# Objectif de la tâche
Résumez en deux phrases le texte sur les manifestations et les plénums en Bosnie.

# Texte source

● ● ● ● ● ● ●

Tandis que le vent de la colère gagne les rues en Croatie, au Monténégro, en Macédoine, etc., dans ce qu’on pourrait appeler un printemps des Balkans, les manifestants bosniens rappellent déjà que « faim se dit pareil en bosnien, en croate ou en serbe ». Les manifestations et les plénums perdurent pendant plusieurs semaines, s’étendant à de nombreuses villes, notamment Sarajevo, Tuzla, Zenica, Mostar, Travnik, Brčko, Goražde, Konjic, Cazin, Donji Vakuf, Fojnica, Orašje et Bugojno. Des sessions régulières permettent aux habitants de débattre des enjeux politiques et de formuler des revendications à l’attention du gouvernement, telles que l’arrêt des privatisations, diverses mesures sociales ou encore la suppression des privilèges de la classe politique.

Dans le même temps, le mode d’organisation des plénums se complexifie. Le plénum de Tuzla met en place des groupes de travail spécialisés, chacun se concentrant sur un domaine spécifique, à l’image des ministères du canton de Tuzla. Parmi ces thématiques figurent l’éducation, la science, la culture et le sport, le développement Économique, aménagement du territoire et protection de l’environnement, coordination avec les travailleurs, santé, justice et gouvernance, industrie, énergie et mines, sécurité intérieure, agriculture, gestion des ressources naturelles, commerce, tourisme, transports et communication, politiques sociales, finances, droits des vétérans de guerre et questions juridiques : autant de thématiques prises en charge par les groupes de travail des plénums.

● ● ● ● ● ● ●

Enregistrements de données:
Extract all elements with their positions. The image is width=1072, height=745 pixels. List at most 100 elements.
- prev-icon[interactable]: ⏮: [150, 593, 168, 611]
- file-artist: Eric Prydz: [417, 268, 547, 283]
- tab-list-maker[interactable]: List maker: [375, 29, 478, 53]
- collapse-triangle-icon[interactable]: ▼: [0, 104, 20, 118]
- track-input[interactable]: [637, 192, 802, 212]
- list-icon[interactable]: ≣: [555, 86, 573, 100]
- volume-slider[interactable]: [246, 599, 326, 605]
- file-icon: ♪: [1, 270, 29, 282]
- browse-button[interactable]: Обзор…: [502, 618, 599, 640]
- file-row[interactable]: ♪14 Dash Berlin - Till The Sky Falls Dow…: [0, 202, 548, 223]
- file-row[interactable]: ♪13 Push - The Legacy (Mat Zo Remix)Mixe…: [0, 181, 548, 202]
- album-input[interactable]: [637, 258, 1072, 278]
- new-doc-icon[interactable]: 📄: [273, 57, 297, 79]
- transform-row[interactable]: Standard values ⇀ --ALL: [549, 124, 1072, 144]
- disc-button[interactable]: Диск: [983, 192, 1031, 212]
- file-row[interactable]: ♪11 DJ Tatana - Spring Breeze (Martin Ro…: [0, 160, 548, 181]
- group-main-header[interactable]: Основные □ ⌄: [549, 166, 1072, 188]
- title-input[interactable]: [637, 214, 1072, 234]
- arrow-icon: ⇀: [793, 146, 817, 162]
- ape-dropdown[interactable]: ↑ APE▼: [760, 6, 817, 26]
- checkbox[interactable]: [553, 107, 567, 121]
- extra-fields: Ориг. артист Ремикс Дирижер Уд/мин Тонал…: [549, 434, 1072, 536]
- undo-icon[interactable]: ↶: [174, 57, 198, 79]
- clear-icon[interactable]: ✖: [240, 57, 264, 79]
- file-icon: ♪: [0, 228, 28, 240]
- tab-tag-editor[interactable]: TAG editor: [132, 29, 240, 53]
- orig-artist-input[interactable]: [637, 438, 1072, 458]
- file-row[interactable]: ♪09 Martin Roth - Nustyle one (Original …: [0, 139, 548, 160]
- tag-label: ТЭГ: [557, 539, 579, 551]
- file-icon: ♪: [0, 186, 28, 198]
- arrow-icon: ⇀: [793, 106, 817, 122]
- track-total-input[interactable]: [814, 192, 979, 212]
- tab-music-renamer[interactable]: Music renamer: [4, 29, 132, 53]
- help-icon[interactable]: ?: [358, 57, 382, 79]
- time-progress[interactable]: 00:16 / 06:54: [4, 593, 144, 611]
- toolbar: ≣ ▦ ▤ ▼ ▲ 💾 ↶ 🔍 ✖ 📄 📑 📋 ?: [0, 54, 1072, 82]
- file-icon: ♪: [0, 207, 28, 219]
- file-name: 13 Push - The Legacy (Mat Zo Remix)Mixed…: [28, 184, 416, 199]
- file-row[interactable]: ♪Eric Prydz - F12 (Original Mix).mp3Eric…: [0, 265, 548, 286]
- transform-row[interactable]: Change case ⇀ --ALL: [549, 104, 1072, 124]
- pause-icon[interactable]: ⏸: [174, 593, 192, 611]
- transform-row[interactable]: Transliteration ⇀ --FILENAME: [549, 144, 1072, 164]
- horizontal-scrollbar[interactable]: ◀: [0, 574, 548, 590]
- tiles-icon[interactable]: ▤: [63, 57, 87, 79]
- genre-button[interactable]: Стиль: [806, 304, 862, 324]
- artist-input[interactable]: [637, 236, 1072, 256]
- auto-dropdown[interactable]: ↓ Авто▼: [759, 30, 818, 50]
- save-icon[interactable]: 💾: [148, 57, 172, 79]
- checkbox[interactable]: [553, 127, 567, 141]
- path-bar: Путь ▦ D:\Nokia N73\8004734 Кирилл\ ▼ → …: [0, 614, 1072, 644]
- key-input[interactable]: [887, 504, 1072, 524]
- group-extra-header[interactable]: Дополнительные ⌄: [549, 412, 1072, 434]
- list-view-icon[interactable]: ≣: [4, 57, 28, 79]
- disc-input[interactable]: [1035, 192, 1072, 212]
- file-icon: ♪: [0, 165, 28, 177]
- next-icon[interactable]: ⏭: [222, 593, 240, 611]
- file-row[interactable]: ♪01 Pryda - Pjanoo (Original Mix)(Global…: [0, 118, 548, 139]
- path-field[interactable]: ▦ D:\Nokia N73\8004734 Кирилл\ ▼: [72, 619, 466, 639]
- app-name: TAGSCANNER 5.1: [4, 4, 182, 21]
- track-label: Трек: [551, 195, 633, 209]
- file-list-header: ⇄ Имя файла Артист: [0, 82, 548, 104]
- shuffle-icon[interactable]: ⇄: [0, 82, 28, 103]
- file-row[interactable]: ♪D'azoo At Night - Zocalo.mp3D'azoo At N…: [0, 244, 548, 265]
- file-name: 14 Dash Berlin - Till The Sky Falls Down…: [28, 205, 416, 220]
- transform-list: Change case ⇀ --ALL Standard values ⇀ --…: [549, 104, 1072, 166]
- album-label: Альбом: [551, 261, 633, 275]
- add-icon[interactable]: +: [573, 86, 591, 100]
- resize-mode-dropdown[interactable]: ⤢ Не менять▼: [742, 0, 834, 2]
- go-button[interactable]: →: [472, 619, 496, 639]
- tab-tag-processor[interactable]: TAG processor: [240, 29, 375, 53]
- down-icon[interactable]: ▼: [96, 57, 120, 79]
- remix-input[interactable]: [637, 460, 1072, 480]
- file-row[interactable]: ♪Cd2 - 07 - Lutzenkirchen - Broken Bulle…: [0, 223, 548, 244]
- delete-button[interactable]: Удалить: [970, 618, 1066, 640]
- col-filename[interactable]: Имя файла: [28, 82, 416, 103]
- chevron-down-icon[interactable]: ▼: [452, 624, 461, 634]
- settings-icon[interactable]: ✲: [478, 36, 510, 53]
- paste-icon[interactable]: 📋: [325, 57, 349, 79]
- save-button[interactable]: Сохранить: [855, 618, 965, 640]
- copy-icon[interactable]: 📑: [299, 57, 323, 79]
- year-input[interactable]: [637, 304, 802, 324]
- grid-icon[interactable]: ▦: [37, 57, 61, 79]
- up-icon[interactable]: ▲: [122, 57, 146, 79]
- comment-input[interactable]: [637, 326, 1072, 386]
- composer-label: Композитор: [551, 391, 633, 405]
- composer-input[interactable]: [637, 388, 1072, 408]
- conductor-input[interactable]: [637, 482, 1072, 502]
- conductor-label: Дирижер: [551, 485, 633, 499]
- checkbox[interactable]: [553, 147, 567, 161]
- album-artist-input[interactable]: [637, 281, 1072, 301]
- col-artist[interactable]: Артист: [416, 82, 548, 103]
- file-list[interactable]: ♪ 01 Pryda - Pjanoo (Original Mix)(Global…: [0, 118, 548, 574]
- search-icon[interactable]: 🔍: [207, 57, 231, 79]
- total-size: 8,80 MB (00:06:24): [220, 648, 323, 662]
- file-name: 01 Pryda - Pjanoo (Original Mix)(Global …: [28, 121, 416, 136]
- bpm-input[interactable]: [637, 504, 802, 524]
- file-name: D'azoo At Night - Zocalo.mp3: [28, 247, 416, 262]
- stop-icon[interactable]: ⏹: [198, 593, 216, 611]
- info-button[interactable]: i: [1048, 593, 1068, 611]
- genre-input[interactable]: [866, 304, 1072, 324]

● ● ● ● ● ● ●

# Réponse attendue
Pendant plusieurs semaines, les manifestations et les plénums bosniens s'étendent à de nombreuses villes. Des sessions régulières y permettent aux habitants de formuler des revendications comme l'arrêt des privatisations ou la suppression des privilèges de la classe politique, tandis que le plénum de Tuzla met en place des groupes de travail spécialisés sur le modèle des ministères du canton.